**Task brief:** Whenever a line contains the string "yoki", copy it out of the entries.

### Entries shown

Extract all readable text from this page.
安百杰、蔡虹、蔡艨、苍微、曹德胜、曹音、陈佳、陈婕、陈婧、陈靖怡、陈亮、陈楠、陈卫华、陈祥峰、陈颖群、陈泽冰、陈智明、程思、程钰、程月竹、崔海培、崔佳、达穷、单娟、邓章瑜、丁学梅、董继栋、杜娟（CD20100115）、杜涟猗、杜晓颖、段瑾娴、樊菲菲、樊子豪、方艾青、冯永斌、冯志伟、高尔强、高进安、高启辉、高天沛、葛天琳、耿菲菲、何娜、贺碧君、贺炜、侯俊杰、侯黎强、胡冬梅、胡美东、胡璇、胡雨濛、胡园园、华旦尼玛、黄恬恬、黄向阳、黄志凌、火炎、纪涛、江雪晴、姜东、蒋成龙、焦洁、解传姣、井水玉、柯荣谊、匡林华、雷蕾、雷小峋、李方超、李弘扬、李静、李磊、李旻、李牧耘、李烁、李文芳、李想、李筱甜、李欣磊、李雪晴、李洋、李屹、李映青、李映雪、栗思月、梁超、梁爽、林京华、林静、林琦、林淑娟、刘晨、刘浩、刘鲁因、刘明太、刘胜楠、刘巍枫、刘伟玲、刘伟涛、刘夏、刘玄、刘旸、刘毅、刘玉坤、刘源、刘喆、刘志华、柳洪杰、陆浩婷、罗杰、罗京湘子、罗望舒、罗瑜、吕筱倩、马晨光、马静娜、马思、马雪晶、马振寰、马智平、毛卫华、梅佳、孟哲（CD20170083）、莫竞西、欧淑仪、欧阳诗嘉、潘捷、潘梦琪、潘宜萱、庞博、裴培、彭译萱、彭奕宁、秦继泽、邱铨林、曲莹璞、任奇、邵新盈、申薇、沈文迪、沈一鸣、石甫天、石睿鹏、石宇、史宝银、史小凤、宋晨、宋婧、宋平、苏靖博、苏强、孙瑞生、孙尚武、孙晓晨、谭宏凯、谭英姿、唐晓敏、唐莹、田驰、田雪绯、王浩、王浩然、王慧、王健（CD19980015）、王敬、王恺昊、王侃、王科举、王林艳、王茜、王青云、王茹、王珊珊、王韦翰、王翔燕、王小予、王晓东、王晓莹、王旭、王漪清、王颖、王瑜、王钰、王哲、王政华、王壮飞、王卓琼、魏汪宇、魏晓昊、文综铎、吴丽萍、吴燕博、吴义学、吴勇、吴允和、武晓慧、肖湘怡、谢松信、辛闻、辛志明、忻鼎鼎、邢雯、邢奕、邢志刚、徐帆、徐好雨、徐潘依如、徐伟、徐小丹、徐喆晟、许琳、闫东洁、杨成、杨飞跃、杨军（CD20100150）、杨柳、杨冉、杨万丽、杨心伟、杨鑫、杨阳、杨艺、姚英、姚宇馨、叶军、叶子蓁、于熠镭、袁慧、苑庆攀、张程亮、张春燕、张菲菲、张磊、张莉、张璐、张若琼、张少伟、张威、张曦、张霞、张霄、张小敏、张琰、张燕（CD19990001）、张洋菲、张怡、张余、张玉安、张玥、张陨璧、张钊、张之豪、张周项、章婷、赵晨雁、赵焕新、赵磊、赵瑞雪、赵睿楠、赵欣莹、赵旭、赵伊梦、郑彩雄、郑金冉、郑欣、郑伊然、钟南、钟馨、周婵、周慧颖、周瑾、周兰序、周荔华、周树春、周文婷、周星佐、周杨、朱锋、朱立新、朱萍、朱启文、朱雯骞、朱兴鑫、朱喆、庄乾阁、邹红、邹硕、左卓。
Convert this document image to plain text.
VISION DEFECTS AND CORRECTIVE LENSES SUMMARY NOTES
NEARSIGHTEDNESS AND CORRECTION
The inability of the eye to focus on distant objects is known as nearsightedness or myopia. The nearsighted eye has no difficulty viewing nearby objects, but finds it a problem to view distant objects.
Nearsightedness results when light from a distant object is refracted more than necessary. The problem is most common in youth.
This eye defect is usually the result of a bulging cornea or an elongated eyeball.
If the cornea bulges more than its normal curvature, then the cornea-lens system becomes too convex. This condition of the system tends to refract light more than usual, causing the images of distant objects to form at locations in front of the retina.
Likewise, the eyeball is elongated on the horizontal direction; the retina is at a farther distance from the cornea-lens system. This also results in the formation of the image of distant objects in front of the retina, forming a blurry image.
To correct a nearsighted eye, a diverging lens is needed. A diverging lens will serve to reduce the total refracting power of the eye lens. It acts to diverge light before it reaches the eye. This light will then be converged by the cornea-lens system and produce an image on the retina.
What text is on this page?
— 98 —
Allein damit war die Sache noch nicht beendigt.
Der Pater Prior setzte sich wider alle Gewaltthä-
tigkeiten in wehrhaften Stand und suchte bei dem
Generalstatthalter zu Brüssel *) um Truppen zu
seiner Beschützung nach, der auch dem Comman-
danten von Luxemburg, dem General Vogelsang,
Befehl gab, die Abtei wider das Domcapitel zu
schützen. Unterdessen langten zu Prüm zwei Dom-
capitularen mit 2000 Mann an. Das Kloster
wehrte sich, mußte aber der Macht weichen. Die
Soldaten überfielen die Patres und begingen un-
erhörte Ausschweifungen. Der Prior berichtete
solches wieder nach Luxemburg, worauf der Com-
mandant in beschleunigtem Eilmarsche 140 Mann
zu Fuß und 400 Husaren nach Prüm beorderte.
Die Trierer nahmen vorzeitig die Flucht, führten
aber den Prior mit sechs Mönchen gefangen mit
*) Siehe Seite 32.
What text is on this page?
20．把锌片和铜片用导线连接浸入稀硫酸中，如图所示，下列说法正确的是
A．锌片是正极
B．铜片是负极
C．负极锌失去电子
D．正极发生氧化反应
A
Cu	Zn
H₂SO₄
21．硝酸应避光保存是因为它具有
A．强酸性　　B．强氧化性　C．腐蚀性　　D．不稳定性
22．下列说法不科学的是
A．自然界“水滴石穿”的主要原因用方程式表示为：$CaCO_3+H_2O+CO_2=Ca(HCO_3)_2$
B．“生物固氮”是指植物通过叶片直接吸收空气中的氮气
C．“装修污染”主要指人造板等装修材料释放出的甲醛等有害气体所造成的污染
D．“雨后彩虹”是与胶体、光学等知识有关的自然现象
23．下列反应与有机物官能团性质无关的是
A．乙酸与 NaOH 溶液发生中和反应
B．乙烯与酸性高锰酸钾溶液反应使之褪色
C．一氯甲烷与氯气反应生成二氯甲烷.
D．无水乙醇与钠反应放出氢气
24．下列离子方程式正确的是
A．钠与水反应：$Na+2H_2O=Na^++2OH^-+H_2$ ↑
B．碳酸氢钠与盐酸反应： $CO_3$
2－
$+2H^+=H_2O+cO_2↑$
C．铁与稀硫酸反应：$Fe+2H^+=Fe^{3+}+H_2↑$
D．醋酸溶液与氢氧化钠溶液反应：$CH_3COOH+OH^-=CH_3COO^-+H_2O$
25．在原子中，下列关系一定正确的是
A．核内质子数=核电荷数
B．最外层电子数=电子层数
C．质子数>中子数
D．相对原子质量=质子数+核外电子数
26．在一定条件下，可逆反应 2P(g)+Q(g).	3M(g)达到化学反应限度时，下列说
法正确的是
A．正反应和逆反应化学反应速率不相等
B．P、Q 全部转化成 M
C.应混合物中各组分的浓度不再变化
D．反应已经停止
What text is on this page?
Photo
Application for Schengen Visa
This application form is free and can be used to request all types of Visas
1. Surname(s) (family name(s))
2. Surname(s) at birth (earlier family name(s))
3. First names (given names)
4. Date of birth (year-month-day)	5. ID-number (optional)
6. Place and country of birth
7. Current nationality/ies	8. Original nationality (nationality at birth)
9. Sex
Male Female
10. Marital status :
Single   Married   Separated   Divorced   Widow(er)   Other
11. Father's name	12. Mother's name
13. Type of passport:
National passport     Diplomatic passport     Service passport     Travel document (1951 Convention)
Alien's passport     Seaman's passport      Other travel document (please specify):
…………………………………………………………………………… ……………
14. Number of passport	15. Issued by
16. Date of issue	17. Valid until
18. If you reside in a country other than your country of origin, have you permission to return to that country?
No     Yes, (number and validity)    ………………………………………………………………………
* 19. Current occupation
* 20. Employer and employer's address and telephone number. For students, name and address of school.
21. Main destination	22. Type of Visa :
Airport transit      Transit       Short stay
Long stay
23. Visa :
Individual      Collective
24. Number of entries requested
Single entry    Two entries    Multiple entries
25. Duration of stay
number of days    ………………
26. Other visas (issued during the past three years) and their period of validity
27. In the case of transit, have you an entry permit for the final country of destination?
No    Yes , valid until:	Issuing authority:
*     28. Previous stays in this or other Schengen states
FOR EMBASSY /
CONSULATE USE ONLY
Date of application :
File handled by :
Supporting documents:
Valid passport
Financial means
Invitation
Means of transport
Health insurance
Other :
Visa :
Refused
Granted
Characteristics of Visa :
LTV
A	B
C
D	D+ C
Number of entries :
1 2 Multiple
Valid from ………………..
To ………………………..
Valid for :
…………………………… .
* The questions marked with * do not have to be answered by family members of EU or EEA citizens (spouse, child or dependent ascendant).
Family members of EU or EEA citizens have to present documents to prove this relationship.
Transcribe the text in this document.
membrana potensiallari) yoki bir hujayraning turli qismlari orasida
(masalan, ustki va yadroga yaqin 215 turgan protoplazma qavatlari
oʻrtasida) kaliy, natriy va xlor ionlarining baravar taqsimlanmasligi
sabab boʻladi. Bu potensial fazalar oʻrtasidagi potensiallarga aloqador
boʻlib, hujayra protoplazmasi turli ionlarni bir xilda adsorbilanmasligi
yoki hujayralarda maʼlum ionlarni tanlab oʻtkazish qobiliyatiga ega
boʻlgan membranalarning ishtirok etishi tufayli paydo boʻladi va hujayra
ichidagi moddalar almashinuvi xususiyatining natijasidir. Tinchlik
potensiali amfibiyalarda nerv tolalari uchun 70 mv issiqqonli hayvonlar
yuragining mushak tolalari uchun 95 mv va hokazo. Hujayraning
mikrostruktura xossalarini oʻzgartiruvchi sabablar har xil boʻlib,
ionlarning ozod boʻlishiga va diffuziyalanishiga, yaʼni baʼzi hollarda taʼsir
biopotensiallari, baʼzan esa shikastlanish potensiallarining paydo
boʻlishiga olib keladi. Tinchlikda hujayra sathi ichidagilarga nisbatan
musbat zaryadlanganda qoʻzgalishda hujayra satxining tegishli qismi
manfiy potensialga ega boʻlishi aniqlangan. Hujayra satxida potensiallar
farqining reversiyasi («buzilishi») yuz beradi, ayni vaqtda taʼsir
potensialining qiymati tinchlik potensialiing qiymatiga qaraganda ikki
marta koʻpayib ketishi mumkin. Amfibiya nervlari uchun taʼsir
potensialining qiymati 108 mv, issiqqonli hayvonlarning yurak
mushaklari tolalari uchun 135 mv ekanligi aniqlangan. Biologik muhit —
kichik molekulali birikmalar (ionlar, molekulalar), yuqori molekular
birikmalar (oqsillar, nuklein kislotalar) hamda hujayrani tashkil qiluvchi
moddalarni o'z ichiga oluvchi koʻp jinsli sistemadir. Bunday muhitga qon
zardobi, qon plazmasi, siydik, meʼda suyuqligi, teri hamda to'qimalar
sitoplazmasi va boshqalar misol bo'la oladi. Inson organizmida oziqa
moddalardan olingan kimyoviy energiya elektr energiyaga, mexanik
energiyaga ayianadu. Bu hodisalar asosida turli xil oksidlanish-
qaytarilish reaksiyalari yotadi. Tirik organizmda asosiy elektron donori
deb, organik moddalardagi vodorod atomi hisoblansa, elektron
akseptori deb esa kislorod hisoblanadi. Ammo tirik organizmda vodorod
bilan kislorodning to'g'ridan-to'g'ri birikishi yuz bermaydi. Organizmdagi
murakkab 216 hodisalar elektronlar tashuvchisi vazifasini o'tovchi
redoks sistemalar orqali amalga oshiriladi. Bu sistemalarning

######

**Solution to the exercise:**
membrana potensiallari) yoki bir hujayraning turli qismlari orasida
yoki hujayralarda maʼlum ionlarni tanlab oʻtkazish qobiliyatiga ega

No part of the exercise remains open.